+++ PROVIDED RECORDS

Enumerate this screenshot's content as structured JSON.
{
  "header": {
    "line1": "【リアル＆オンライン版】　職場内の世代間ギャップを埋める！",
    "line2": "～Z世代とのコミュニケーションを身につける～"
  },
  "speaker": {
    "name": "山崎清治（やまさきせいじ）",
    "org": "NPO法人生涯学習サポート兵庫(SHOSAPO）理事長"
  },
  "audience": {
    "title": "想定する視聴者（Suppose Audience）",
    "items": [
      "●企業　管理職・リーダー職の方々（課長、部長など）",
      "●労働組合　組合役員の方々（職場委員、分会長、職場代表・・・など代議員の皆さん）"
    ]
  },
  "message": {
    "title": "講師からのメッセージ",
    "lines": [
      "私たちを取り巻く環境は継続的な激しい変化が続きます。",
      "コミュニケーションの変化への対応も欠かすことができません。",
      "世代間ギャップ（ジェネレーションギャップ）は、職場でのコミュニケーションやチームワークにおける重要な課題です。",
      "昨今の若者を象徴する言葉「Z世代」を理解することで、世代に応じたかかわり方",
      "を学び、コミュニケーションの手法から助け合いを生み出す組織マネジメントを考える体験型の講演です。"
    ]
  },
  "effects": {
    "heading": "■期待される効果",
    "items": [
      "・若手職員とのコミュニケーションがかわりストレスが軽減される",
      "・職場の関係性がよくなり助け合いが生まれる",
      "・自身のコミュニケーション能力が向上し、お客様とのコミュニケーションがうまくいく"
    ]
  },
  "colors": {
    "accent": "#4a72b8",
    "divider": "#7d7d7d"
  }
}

++++++

- WHAT YOU ARE ASKED TO DO:
Show the lines of the data that hold the word "title".

- TASK OUTPUT:
    "title": "想定する視聴者（Suppose Audience）",
    "title": "講師からのメッセージ",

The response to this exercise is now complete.